#### [Lines of data]
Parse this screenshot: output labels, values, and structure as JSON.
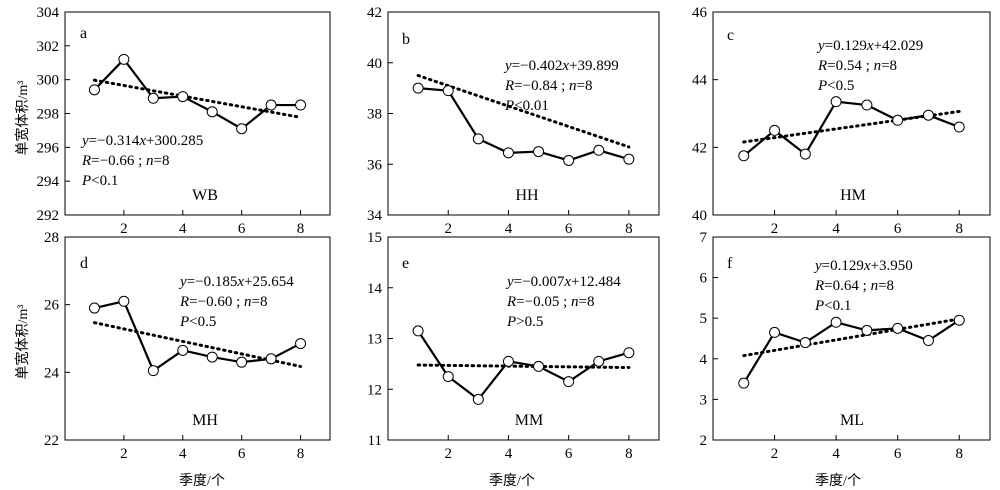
{
  "chart_data": [
    {
      "type": "line",
      "panel": "a",
      "station": "WB",
      "x": [
        1,
        2,
        3,
        4,
        5,
        6,
        7,
        8
      ],
      "xticks": [
        "2",
        "4",
        "6",
        "8"
      ],
      "ylim": [
        292,
        304
      ],
      "yticks": [
        "292",
        "294",
        "296",
        "298",
        "300",
        "302",
        "304"
      ],
      "series": [
        {
          "values": [
            299.4,
            301.2,
            298.9,
            299.0,
            298.1,
            297.1,
            298.5,
            298.5
          ]
        },
        {
          "values": [
            299.971,
            299.657,
            299.343,
            299.029,
            298.715,
            298.401,
            298.087,
            297.773
          ]
        }
      ],
      "annotation": [
        "y=−0.314x+300.285",
        "R=−0.66 ; n=8",
        "P<0.1"
      ]
    },
    {
      "type": "line",
      "panel": "b",
      "station": "HH",
      "x": [
        1,
        2,
        3,
        4,
        5,
        6,
        7,
        8
      ],
      "xticks": [
        "2",
        "4",
        "6",
        "8"
      ],
      "ylim": [
        34,
        42
      ],
      "yticks": [
        "34",
        "36",
        "38",
        "40",
        "42"
      ],
      "series": [
        {
          "values": [
            39.0,
            38.9,
            37.0,
            36.45,
            36.5,
            36.15,
            36.55,
            36.2
          ]
        },
        {
          "values": [
            39.497,
            39.095,
            38.693,
            38.291,
            37.889,
            37.487,
            37.085,
            36.683
          ]
        }
      ],
      "annotation": [
        "y=−0.402x+39.899",
        "R=−0.84 ; n=8",
        "P<0.01"
      ]
    },
    {
      "type": "line",
      "panel": "c",
      "station": "HM",
      "x": [
        1,
        2,
        3,
        4,
        5,
        6,
        7,
        8
      ],
      "xticks": [
        "2",
        "4",
        "6",
        "8"
      ],
      "ylim": [
        40,
        46
      ],
      "yticks": [
        "40",
        "42",
        "44",
        "46"
      ],
      "series": [
        {
          "values": [
            41.75,
            42.5,
            41.8,
            43.35,
            43.25,
            42.8,
            42.95,
            42.6
          ]
        },
        {
          "values": [
            42.158,
            42.287,
            42.416,
            42.545,
            42.674,
            42.803,
            42.932,
            43.061
          ]
        }
      ],
      "annotation": [
        "y=0.129x+42.029",
        "R=0.54 ; n=8",
        "P<0.5"
      ]
    },
    {
      "type": "line",
      "panel": "d",
      "station": "MH",
      "x": [
        1,
        2,
        3,
        4,
        5,
        6,
        7,
        8
      ],
      "xticks": [
        "2",
        "4",
        "6",
        "8"
      ],
      "ylim": [
        22,
        28
      ],
      "yticks": [
        "22",
        "24",
        "26",
        "28"
      ],
      "series": [
        {
          "values": [
            25.9,
            26.1,
            24.05,
            24.65,
            24.45,
            24.3,
            24.4,
            24.85
          ]
        },
        {
          "values": [
            25.469,
            25.284,
            25.099,
            24.914,
            24.729,
            24.544,
            24.359,
            24.174
          ]
        }
      ],
      "annotation": [
        "y=−0.185x+25.654",
        "R=−0.60 ; n=8",
        "P<0.5"
      ]
    },
    {
      "type": "line",
      "panel": "e",
      "station": "MM",
      "x": [
        1,
        2,
        3,
        4,
        5,
        6,
        7,
        8
      ],
      "xticks": [
        "2",
        "4",
        "6",
        "8"
      ],
      "ylim": [
        11,
        15
      ],
      "yticks": [
        "11",
        "12",
        "13",
        "14",
        "15"
      ],
      "series": [
        {
          "values": [
            13.15,
            12.25,
            11.8,
            12.55,
            12.45,
            12.15,
            12.55,
            12.72
          ]
        },
        {
          "values": [
            12.477,
            12.47,
            12.463,
            12.456,
            12.449,
            12.442,
            12.435,
            12.428
          ]
        }
      ],
      "annotation": [
        "y=−0.007x+12.484",
        "R=−0.05 ; n=8",
        "P>0.5"
      ]
    },
    {
      "type": "line",
      "panel": "f",
      "station": "ML",
      "x": [
        1,
        2,
        3,
        4,
        5,
        6,
        7,
        8
      ],
      "xticks": [
        "2",
        "4",
        "6",
        "8"
      ],
      "ylim": [
        2,
        7
      ],
      "yticks": [
        "2",
        "3",
        "4",
        "5",
        "6",
        "7"
      ],
      "series": [
        {
          "values": [
            3.4,
            4.65,
            4.4,
            4.9,
            4.7,
            4.75,
            4.45,
            4.95
          ]
        },
        {
          "values": [
            4.079,
            4.208,
            4.337,
            4.466,
            4.595,
            4.724,
            4.853,
            4.982
          ]
        }
      ],
      "annotation": [
        "y=0.129x+3.950",
        "R=0.64 ; n=8",
        "P<0.1"
      ]
    }
  ],
  "labels": {
    "ylabel": "单宽体积/m³",
    "xlabel": "季度/个"
  }
}
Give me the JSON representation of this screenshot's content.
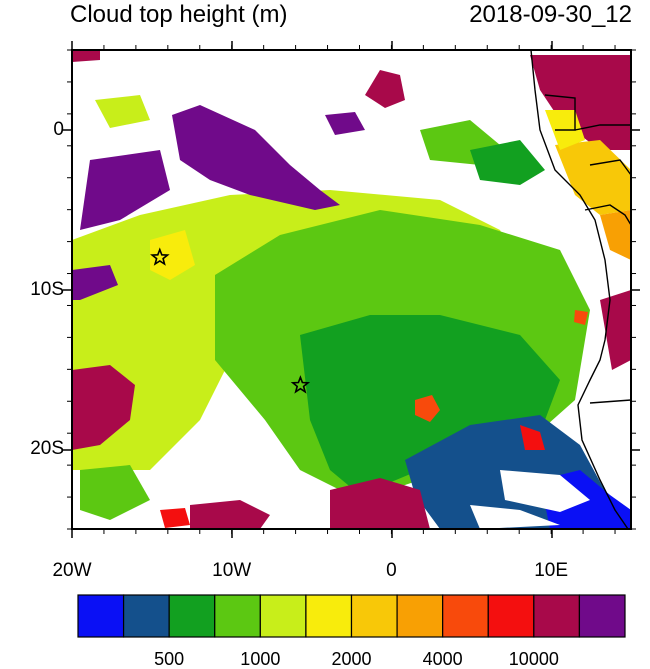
{
  "header": {
    "title": "Cloud top height (m)",
    "datetime": "2018-09-30_12"
  },
  "map": {
    "lon_ticks": [
      {
        "lon": -20,
        "label": "20W"
      },
      {
        "lon": -10,
        "label": "10W"
      },
      {
        "lon": 0,
        "label": "0"
      },
      {
        "lon": 10,
        "label": "10E"
      }
    ],
    "lat_ticks": [
      {
        "lat": 0,
        "label": "0"
      },
      {
        "lat": -10,
        "label": "10S"
      },
      {
        "lat": -20,
        "label": "20S"
      }
    ],
    "lon_range": [
      -20,
      15
    ],
    "lat_range": [
      -25,
      5
    ],
    "markers": [
      {
        "type": "star",
        "lon": -14.5,
        "lat": -8.0
      },
      {
        "type": "star",
        "lon": -5.7,
        "lat": -16.0
      }
    ]
  },
  "legend": {
    "colors": [
      "#0a10f5",
      "#14508c",
      "#12a020",
      "#5cc812",
      "#c8ee1a",
      "#f8ec0c",
      "#f8c808",
      "#f8a004",
      "#f84a0c",
      "#f40f0f",
      "#a8094a",
      "#700a8a"
    ],
    "labels": [
      "500",
      "1000",
      "2000",
      "4000",
      "10000"
    ]
  }
}
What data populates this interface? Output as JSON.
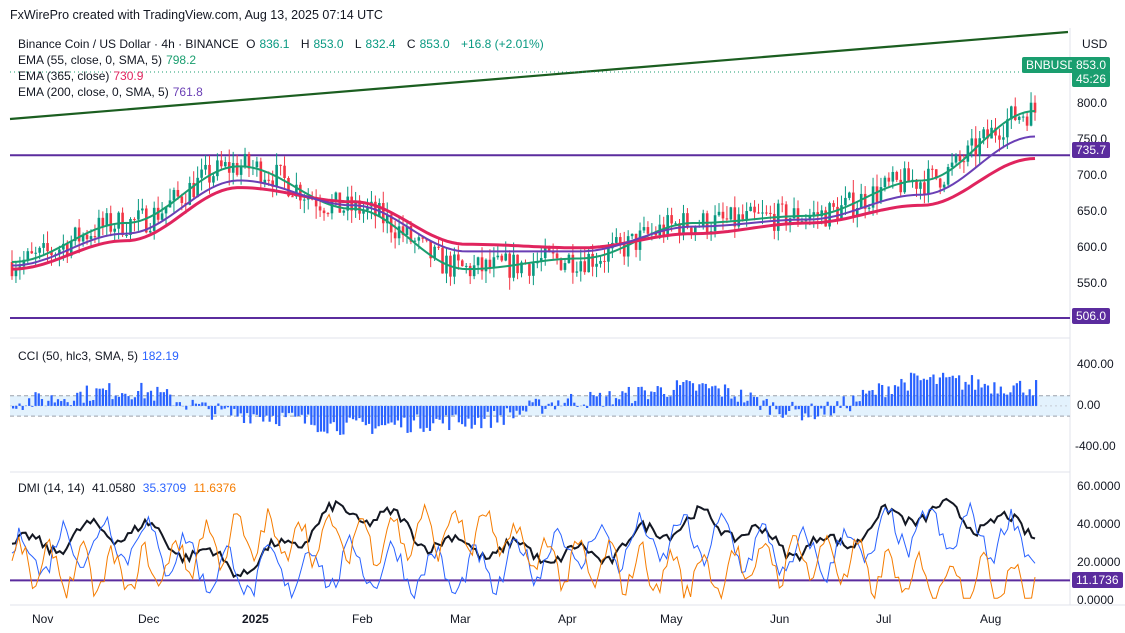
{
  "header": {
    "title": "FxWirePro created with TradingView.com, Aug 13, 2025 07:14 UTC"
  },
  "legend": {
    "symbol": "Binance Coin / US Dollar · 4h · BINANCE",
    "ohlc": {
      "o_label": "O",
      "o": "836.1",
      "h_label": "H",
      "h": "853.0",
      "l_label": "L",
      "l": "832.4",
      "c_label": "C",
      "c": "853.0",
      "change": "+16.8 (+2.01%)"
    },
    "ema55": {
      "label": "EMA (55, close, 0, SMA, 5)",
      "value": "798.2",
      "color": "#1a9e6f"
    },
    "ema365": {
      "label": "EMA (365, close)",
      "value": "730.9",
      "color": "#e0245e"
    },
    "ema200": {
      "label": "EMA (200, close, 0, SMA, 5)",
      "value": "761.8",
      "color": "#6a3fb5"
    }
  },
  "price_axis": {
    "currency": "USD",
    "ticks": [
      "800.0",
      "750.0",
      "700.0",
      "650.0",
      "600.0",
      "550.0"
    ],
    "last_price": "853.0",
    "countdown": "45:26",
    "symbol_badge": "BNBUSD",
    "level_high": "735.7",
    "level_low": "506.0"
  },
  "cci": {
    "label": "CCI (50, hlc3, SMA, 5)",
    "value": "182.19",
    "ticks": [
      "400.00",
      "0.00",
      "-400.00"
    ],
    "color": "#2962ff"
  },
  "dmi": {
    "label": "DMI (14, 14)",
    "adx": "41.0580",
    "plus_di": "35.3709",
    "minus_di": "11.6376",
    "adx_color": "#131722",
    "plus_color": "#2962ff",
    "minus_color": "#f57c00",
    "ticks": [
      "60.0000",
      "40.0000",
      "20.0000",
      "0.0000"
    ],
    "level": "11.1736"
  },
  "x_axis": [
    "Nov",
    "Dec",
    "2025",
    "Feb",
    "Mar",
    "Apr",
    "May",
    "Jun",
    "Jul",
    "Aug"
  ],
  "chart_data": [
    {
      "type": "line",
      "x": [
        "Nov",
        "Dec",
        "2025",
        "Feb",
        "Mar",
        "Apr",
        "May",
        "Jun",
        "Jul",
        "Aug"
      ],
      "series": [
        {
          "name": "EMA (55, close, 0, SMA, 5)",
          "values": [
            585,
            640,
            720,
            660,
            575,
            590,
            640,
            650,
            700,
            798
          ]
        },
        {
          "name": "EMA (365, close)",
          "values": [
            575,
            615,
            690,
            670,
            610,
            605,
            625,
            640,
            665,
            731
          ]
        },
        {
          "name": "EMA (200, close, 0, SMA, 5)",
          "values": [
            580,
            625,
            700,
            665,
            600,
            600,
            635,
            645,
            680,
            762
          ]
        }
      ],
      "price_levels": [
        735.7,
        506.0
      ],
      "last_price": 853.0,
      "ylim": [
        506,
        870
      ]
    },
    {
      "type": "bar",
      "x": [
        "Nov",
        "Dec",
        "2025",
        "Feb",
        "Mar",
        "Apr",
        "May",
        "Jun",
        "Jul",
        "Aug"
      ],
      "series": [
        {
          "name": "CCI (50, hlc3, SMA, 5)",
          "values": [
            40,
            150,
            -80,
            -200,
            -150,
            60,
            180,
            -60,
            250,
            182
          ]
        }
      ],
      "ylim": [
        -550,
        450
      ]
    },
    {
      "type": "line",
      "x": [
        "Nov",
        "Dec",
        "2025",
        "Feb",
        "Mar",
        "Apr",
        "May",
        "Jun",
        "Jul",
        "Aug"
      ],
      "series": [
        {
          "name": "ADX",
          "values": [
            30,
            40,
            20,
            50,
            30,
            25,
            45,
            30,
            50,
            41
          ]
        },
        {
          "name": "+DI",
          "values": [
            25,
            35,
            15,
            20,
            15,
            30,
            35,
            25,
            40,
            35
          ]
        },
        {
          "name": "-DI",
          "values": [
            20,
            15,
            35,
            35,
            40,
            20,
            15,
            25,
            12,
            12
          ]
        }
      ],
      "level": 11.1736,
      "ylim": [
        0,
        65
      ]
    }
  ]
}
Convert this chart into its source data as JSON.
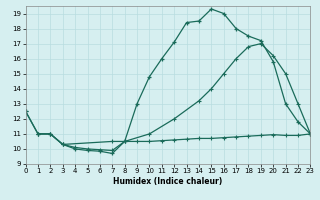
{
  "line1_x": [
    0,
    1,
    2,
    3,
    4,
    5,
    6,
    7,
    8,
    9,
    10,
    11,
    12,
    13,
    14,
    15,
    16,
    17,
    18,
    19,
    20,
    21,
    22,
    23
  ],
  "line1_y": [
    12.5,
    11.0,
    11.0,
    10.3,
    10.0,
    9.9,
    9.85,
    9.7,
    10.5,
    13.0,
    14.8,
    16.0,
    17.1,
    18.4,
    18.5,
    19.3,
    19.0,
    18.0,
    17.5,
    17.2,
    15.8,
    13.0,
    11.8,
    11.0
  ],
  "line2_x": [
    0,
    1,
    2,
    3,
    7,
    8,
    10,
    12,
    14,
    15,
    16,
    17,
    18,
    19,
    20,
    21,
    22,
    23
  ],
  "line2_y": [
    12.5,
    11.0,
    11.0,
    10.3,
    10.5,
    10.5,
    11.0,
    12.0,
    13.2,
    14.0,
    15.0,
    16.0,
    16.8,
    17.0,
    16.2,
    15.0,
    13.0,
    11.0
  ],
  "line3_x": [
    1,
    2,
    3,
    4,
    5,
    6,
    7,
    8,
    9,
    10,
    11,
    12,
    13,
    14,
    15,
    16,
    17,
    18,
    19,
    20,
    21,
    22,
    23
  ],
  "line3_y": [
    11.0,
    11.0,
    10.3,
    10.1,
    10.0,
    9.95,
    9.9,
    10.5,
    10.5,
    10.5,
    10.55,
    10.6,
    10.65,
    10.7,
    10.7,
    10.75,
    10.8,
    10.85,
    10.9,
    10.95,
    10.9,
    10.9,
    11.0
  ],
  "color": "#1a6b5a",
  "bg_color": "#d6eff0",
  "grid_color": "#b8dde0",
  "xlabel": "Humidex (Indice chaleur)",
  "xlim": [
    0,
    23
  ],
  "ylim": [
    9,
    19.5
  ],
  "yticks": [
    9,
    10,
    11,
    12,
    13,
    14,
    15,
    16,
    17,
    18,
    19
  ],
  "xticks": [
    0,
    1,
    2,
    3,
    4,
    5,
    6,
    7,
    8,
    9,
    10,
    11,
    12,
    13,
    14,
    15,
    16,
    17,
    18,
    19,
    20,
    21,
    22,
    23
  ]
}
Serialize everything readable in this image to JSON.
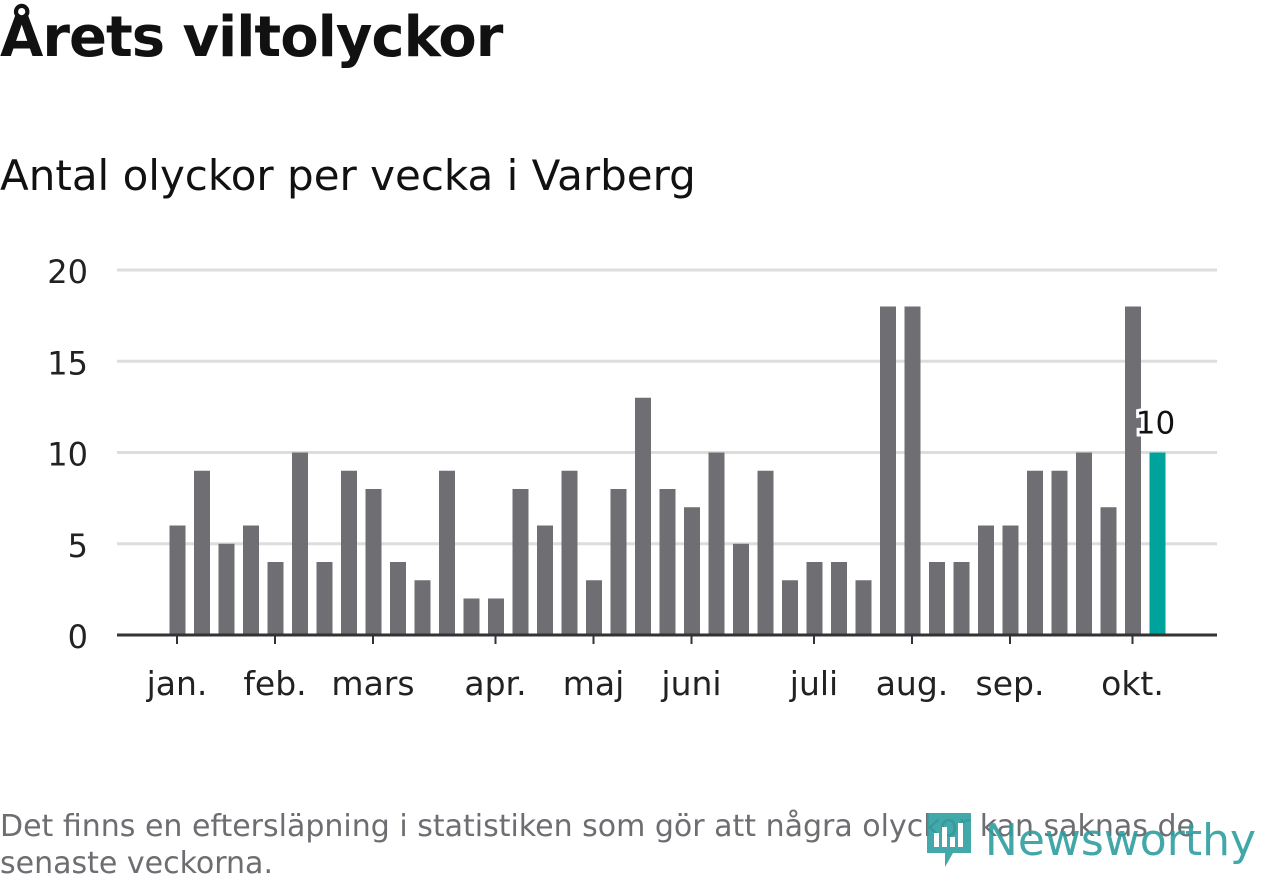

#### [Exercise goal]
Identify each line containing the string "title" and copy it out.

#### [Problem solution]
    "title": "Cloud top height (m)",
    "title": "FxWirePro created with TradingView.com, Aug 13, 2025 07:14 UTC"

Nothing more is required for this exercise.